Records from a dataset:
============
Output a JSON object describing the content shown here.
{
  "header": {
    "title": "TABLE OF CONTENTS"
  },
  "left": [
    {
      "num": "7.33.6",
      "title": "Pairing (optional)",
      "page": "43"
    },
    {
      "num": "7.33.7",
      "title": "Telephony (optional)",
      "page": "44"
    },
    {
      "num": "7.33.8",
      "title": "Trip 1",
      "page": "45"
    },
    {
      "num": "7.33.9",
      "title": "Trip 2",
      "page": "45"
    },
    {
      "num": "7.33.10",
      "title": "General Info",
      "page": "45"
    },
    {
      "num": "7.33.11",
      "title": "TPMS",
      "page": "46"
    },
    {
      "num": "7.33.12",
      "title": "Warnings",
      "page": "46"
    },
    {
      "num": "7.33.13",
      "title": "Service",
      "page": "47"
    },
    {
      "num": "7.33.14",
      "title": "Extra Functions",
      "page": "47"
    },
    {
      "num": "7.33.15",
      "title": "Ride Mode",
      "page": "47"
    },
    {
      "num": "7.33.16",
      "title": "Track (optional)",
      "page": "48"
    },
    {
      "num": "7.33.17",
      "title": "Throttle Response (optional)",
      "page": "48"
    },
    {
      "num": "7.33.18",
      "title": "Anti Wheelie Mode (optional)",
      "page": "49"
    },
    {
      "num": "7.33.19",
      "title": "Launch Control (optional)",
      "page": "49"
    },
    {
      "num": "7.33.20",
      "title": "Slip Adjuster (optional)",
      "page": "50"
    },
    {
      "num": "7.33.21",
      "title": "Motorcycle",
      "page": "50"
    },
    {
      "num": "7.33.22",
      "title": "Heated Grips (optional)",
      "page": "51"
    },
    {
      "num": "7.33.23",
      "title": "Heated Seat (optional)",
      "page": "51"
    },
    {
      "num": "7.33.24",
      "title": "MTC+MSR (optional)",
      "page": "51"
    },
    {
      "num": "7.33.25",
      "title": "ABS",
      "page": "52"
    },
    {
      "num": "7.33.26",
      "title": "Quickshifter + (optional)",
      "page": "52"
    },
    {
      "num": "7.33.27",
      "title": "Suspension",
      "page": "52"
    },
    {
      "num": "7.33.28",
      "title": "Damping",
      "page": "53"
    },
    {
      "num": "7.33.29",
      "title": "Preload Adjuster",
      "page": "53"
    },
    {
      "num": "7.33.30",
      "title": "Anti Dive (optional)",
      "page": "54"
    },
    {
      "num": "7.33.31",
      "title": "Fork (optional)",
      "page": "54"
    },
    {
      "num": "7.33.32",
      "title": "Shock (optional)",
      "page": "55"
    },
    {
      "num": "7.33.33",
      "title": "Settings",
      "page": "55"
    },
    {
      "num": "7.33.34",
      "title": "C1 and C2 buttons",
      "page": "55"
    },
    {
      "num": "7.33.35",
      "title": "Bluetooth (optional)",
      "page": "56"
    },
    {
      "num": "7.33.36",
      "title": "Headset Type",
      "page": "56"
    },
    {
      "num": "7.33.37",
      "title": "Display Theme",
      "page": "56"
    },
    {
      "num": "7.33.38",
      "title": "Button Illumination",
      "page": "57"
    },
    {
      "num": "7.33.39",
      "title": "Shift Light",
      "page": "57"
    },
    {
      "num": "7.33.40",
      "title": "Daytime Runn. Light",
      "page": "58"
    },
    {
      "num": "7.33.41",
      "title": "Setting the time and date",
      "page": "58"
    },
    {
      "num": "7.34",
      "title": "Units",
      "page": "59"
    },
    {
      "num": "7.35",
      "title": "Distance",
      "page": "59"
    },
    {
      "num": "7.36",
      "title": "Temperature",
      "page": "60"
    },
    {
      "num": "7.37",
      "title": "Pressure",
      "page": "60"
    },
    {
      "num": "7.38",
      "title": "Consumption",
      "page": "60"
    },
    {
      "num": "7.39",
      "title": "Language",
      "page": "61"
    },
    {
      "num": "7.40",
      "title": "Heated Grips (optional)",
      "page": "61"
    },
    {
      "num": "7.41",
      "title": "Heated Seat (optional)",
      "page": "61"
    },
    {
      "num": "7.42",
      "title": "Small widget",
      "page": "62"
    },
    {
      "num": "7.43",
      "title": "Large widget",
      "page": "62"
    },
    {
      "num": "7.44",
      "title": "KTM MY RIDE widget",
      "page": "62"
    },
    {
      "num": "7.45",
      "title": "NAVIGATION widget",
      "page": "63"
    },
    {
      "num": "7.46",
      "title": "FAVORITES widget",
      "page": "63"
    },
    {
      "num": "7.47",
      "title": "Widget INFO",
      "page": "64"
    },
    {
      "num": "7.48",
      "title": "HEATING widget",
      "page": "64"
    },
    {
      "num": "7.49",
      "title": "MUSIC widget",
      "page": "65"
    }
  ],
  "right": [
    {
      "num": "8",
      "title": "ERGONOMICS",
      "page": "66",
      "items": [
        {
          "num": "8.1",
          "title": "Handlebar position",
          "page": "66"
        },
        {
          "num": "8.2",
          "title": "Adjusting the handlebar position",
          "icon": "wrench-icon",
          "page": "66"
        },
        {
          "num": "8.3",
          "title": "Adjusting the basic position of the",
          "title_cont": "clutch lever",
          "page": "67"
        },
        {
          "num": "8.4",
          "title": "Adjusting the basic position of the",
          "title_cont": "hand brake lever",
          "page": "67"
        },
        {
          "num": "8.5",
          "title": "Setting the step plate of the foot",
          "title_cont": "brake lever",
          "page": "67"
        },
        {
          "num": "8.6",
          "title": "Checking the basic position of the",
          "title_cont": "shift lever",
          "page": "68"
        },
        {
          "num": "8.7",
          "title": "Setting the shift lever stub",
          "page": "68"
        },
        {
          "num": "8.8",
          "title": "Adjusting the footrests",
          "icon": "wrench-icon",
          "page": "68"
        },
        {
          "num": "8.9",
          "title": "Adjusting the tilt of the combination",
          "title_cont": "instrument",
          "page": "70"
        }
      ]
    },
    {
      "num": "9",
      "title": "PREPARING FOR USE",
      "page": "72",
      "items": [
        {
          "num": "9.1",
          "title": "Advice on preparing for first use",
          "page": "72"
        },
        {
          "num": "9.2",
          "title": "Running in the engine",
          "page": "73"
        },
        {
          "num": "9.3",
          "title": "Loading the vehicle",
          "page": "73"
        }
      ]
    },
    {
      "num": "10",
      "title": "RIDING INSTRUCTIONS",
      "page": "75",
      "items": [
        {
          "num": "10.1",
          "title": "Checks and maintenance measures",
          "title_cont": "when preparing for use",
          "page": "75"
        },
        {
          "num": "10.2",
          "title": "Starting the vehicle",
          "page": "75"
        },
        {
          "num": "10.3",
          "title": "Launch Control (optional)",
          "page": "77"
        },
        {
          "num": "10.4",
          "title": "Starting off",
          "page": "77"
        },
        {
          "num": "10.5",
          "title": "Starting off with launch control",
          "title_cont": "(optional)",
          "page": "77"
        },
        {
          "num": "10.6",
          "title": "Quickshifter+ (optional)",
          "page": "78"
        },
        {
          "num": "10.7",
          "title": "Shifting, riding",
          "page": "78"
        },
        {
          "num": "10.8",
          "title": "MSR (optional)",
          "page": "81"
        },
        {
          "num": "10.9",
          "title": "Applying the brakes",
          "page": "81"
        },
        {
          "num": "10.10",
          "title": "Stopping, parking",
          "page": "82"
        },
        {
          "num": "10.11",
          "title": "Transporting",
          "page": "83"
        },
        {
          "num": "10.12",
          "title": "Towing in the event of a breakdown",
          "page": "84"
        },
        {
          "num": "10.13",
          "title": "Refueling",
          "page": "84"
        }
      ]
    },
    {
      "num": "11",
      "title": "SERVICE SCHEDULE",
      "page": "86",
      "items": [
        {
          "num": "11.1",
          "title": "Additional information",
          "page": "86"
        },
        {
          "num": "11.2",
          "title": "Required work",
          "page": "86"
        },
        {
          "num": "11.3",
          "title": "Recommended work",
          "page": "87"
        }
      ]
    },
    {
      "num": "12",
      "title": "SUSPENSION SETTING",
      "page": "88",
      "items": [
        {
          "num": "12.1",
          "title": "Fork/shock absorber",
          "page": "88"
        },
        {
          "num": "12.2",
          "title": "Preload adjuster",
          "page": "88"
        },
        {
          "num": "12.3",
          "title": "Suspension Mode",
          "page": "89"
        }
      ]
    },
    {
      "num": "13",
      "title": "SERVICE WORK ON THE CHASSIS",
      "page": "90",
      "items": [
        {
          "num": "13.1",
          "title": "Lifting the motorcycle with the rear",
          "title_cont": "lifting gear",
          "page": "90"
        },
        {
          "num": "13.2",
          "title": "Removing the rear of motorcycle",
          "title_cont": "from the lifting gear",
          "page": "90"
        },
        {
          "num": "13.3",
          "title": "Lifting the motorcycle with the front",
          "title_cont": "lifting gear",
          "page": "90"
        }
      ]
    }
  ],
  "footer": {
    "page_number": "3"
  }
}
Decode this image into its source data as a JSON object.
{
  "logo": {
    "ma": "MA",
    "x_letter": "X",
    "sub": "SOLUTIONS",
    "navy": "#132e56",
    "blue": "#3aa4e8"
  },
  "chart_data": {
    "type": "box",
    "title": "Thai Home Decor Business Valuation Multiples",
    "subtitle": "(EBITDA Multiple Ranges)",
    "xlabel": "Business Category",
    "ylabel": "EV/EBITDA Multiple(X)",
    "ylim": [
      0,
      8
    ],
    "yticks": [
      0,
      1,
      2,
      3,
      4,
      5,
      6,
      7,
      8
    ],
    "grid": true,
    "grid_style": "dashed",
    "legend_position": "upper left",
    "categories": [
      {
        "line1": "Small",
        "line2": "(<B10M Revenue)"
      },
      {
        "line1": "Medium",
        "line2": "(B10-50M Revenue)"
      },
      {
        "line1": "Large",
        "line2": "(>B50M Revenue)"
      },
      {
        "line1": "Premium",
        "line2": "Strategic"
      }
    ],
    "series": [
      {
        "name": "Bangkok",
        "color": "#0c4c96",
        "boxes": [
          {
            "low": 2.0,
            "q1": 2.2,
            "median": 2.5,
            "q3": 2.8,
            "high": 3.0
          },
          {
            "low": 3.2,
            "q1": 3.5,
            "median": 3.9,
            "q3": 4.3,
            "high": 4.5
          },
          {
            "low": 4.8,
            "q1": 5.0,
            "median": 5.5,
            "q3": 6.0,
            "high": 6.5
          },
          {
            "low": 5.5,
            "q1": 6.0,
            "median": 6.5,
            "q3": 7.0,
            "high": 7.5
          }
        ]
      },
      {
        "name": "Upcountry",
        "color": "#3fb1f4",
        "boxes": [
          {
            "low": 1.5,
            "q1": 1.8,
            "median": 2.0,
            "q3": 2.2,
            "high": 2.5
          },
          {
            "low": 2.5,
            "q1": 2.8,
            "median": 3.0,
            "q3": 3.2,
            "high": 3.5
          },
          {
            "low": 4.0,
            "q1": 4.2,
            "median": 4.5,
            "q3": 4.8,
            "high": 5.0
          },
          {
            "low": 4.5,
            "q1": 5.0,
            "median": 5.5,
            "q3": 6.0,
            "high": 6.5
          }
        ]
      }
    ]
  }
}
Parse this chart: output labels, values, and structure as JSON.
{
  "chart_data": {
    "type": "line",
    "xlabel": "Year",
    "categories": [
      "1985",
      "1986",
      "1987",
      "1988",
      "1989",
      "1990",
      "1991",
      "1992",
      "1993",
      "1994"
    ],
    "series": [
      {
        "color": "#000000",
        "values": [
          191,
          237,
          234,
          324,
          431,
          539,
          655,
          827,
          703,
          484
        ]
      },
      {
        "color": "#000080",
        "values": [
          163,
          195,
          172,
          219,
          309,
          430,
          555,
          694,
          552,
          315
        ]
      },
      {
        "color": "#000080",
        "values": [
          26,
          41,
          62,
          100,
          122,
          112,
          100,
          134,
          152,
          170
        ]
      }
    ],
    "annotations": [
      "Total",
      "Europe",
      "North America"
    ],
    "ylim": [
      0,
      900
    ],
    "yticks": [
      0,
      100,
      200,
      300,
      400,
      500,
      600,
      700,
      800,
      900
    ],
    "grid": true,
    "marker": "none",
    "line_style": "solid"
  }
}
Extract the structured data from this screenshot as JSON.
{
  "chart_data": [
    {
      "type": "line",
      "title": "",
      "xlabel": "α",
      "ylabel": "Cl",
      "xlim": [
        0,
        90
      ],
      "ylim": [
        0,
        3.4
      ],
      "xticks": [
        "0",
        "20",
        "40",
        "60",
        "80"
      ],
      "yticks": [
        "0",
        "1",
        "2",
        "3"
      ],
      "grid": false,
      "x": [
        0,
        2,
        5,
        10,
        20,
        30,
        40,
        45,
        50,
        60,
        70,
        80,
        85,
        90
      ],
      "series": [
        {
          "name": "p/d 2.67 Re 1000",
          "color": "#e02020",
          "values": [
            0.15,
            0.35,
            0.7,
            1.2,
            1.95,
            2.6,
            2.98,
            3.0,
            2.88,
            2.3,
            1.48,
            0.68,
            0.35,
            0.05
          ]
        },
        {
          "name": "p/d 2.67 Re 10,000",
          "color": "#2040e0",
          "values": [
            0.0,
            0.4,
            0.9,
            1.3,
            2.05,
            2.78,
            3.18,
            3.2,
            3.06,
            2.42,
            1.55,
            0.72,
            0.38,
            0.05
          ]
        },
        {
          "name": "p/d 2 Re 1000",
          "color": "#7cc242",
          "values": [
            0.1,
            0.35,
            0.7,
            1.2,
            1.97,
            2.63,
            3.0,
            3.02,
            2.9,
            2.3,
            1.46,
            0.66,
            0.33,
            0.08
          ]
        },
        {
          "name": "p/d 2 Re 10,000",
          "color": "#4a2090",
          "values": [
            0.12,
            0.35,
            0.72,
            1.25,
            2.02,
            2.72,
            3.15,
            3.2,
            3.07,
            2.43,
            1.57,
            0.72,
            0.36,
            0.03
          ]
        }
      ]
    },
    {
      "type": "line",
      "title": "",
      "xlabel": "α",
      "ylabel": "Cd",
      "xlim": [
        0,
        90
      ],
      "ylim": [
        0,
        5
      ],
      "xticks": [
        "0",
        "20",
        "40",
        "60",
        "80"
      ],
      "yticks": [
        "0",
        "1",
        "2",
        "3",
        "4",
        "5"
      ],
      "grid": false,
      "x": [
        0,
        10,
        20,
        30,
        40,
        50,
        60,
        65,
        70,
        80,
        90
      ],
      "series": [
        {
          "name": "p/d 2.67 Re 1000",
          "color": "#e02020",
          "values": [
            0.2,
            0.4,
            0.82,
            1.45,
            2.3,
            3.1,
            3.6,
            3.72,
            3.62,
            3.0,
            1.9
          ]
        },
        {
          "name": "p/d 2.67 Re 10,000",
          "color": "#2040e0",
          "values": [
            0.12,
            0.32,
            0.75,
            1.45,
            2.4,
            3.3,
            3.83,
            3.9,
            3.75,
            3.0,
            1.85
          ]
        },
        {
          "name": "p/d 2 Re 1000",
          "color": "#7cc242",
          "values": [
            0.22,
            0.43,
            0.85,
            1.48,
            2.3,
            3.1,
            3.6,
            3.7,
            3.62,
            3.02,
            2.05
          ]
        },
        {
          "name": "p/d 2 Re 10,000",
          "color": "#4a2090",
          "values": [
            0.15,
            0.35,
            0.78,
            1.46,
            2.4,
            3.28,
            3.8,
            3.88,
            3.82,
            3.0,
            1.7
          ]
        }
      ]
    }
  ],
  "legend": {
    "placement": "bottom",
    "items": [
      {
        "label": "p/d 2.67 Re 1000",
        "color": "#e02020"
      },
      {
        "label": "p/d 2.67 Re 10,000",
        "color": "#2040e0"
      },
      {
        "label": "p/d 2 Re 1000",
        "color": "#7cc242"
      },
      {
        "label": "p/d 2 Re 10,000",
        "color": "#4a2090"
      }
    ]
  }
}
============
● Task directions: Tally the lines of the material above that contain the word "Preload" and report the total alone.

● Correct output: 2